**SELECTED EXTRACT:**
═══

According to the configuration, since a distance between teeth of the wheel is short, the number of stacked wheels held by the holders is able to be reduced.

(C) A distance between two teeth adjacent to each other in the circumferential direction of a wheel may be shorter than a distance between two closest teeth of two wheels adjacent to each other in the axial direction.

According to the configuration, since the roller is able to be reduced in size in the axial direction, it is possible to reduce the influence of the reference teeth being distributed unevenly in the circumferential direction on a variation in thickness of the roller in the circumferential direction. That is, although the reference teeth being distributed unevenly has a greater influence on a variation in thickness when the roller is thicker in the axial direction, the roller is able to be reduced in size in the axial direction, and the reference teeth being distributed unevenly in the circumferential direction of the roller is thus able to have a smaller influence on a variation in thickness of the roller.

(D) An angle formed by two reference teeth adjacent to each other in the circumferential direction may be identical across the n wheels, and Tc*n, which is a sum of shift amounts Tc, may be larger than 360°, the shift amount Tc being the angle.

According to the configuration, since n*Tc>360°, it is possible to further suppress a variation in thickness of the roller in the circumferential direction when the roller is formed by stacking the wheels held by the holders compared with an instance in which n*Tc>180°.

(E) N*Pt≥360/n, where N and n may be coprime with respect to each other.

According to the configuration, even when the roller is formed by stacking the wheels held by the holders in the axial direction, a variation in thickness of the roller due to the reference teeth being distributed unevenly in the circumferential direction of the roller is less likely to accumulate in the axial direction.

(F) The wheel may include a plurality of tie-bar cut sections, and angles each formed by two tie-bar cut sections adjacent to each other in the circumferential direction of the roller may be all larger than the tooth pitch Pt of the wheel.

According to the configuration, since the tie-bar cut sections are not distributed unevenly in the circumferential direction of the roller, a variation in transporting resistance due to presence/absence of the tie-bar cut sections is able to be distributed in the circumferential direction. That is, since the tie-bar cut sections having no function of the teeth for transporting the medium are distributed in the circumferential direction of the roller, a variation in transporting resistance is able to be distributed in the circumferential direction.

(G) The holders may include n holding sections that individually hold the n wheels, a thickness of the holding sections in the axial direction when the wheels are stacked may be larger than a thickness of the wheels in the axial direction.

According to the configuration, since a gap between respective wheels of the n wheels that are stacked is able to be defined by the thickness of the holding sections, the roller has good ease of assembly.

(H) A medium-transporting device includes the roller described above; a second roller that holds the medium against the roller; and a drive source that rotates the roller, in which the second roller extends toward one side in the axial direction further than one of the n holding sections, which is positioned furthest on the one side in the axial direction and on the one side of which a wheel is not arranged.

═══

**TASK INSTRUCTIONS:**
A: Answer these questions from the roller extract:
(i) According to (G), what defines the gap between the stacked wheels?
(ii) In (H), what does the second roller do?
(iii) In (F), what must every angle between two adjacent tie-bar cut sections be larger than?
B: Reproduce the roller extract from "(H) A medium-transporting" up to and including "is not arranged.".
C: Take the roller extract further, starting after its final sentence.
None of the entries below matter for this work.

═══

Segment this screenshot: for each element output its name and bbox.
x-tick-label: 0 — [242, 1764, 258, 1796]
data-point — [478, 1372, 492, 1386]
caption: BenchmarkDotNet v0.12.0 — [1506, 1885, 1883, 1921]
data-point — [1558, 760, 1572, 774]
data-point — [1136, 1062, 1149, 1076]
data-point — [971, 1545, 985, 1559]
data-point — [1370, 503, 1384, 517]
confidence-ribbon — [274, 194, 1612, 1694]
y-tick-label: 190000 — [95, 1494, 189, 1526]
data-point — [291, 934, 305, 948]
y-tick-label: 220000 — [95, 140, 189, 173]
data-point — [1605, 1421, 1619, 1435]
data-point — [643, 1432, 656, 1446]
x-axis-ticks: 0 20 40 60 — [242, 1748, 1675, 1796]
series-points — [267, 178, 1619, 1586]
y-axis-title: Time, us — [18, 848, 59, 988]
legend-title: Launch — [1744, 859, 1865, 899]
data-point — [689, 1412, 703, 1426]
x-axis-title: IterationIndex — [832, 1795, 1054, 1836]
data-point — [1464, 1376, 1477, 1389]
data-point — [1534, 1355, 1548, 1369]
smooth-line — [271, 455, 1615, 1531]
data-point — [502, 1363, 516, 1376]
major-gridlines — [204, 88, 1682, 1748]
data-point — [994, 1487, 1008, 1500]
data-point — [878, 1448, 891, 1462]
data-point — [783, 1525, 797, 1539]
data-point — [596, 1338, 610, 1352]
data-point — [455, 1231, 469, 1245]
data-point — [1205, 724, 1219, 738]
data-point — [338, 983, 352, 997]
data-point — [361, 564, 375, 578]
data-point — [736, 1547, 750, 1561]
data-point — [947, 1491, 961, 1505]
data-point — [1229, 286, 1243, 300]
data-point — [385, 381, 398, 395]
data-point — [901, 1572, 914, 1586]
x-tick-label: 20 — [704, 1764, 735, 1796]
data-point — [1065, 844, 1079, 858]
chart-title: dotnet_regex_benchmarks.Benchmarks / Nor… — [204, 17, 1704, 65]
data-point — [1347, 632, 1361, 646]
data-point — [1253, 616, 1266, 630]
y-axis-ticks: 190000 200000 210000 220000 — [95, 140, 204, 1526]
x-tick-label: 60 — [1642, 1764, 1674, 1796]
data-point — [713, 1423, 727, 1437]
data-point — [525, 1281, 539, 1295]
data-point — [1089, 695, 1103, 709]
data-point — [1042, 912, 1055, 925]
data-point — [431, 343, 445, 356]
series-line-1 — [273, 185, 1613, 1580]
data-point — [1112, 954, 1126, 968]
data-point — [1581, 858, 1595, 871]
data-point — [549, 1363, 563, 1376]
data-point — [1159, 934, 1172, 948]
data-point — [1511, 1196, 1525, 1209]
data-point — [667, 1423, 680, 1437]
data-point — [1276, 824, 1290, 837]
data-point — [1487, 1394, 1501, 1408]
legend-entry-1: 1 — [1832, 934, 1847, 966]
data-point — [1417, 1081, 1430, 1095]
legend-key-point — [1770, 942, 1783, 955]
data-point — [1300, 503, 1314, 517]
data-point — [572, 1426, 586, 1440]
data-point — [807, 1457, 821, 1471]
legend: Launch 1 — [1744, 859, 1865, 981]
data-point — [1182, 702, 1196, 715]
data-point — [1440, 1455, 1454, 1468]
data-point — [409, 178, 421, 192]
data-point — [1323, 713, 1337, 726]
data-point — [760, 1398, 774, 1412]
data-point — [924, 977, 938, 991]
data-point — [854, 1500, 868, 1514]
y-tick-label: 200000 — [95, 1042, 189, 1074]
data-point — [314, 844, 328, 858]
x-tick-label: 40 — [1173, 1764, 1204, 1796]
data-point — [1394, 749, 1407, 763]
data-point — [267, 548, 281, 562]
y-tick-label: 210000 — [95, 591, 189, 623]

═══

**EXERCISE ANSWERS:**
A:
(i) The thickness of the holding sections.
(ii) It holds the medium against the roller.
(iii) The tooth pitch Pt of the wheel.

B:
(H) A medium-transporting device includes the roller described above; a second roller that holds the medium against the roller; and a drive source that rotates the roller, in which the second roller extends toward one side in the axial direction further than one of the n holding sections, which is positioned furthest on the one side in the axial direction and on the one side of which a wheel is not arranged.

C:
According to the configuration, the thickness of the holders is able to be reduced accordingly. Even when the wheel is positionally shifted in the axial direction, the roller readily holds the medium against the second roller.

(I) A liquid ejecting apparatus includes: a liquid ejecting head that ejects a liquid; and the roller described above, in which the roller transports the medium onto which the liquid is ejected by the liquid ejecting head.

According to the configuration, since the roller transports the medium by using the teeth of the wheel, the liquid is less likely to be transferred onto the wheel even when the liquid is ejected onto the medium. For example, the liquid is less likely to be transferred onto the wheel compared with an instance in which a roller in which the wheel has no tooth and which transports the medium by coming into surface contact with the medium is used.

(J) A method of manufacturing a roller includes: a preparing step of preparing n wheels, each of which is made of metal and formed to be integrated with a holder made of synthetic resin by outsert molding, n being a natural number of 2 or more; and a stacking step of stacking the n wheels while shifting phases in the circumferential direction, in which the n wheels are stacked in the stacking step so as to satisfy the condition 1 and the condition 2. A roller exerting a similar effect to that of the roller described above is able to be easily manufactured by the manufacturing method.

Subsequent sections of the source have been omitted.